__The exercise__: Copy all lines that contain the word "name".

__Records for processing__:
========================

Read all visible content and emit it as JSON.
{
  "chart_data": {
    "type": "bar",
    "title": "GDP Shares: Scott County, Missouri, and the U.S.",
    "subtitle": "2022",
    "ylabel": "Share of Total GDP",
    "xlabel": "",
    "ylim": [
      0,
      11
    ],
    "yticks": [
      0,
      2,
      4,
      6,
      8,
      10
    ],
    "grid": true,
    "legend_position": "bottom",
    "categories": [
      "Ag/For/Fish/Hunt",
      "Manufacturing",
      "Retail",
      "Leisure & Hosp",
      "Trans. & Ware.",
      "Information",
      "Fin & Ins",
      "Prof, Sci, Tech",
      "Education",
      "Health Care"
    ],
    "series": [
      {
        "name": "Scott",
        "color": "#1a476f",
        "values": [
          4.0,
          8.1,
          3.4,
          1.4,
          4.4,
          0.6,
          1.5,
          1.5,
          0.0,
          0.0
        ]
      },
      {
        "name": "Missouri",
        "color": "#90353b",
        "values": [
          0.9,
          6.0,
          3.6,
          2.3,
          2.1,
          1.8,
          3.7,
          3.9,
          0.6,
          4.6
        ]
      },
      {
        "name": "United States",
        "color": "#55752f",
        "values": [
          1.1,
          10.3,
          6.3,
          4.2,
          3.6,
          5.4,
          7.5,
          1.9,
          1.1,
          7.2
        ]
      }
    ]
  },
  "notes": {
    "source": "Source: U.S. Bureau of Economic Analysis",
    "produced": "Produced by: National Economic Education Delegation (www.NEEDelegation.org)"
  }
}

========================

__Expected answer__:
        "name": "Scott",
        "name": "Missouri",
        "name": "United States",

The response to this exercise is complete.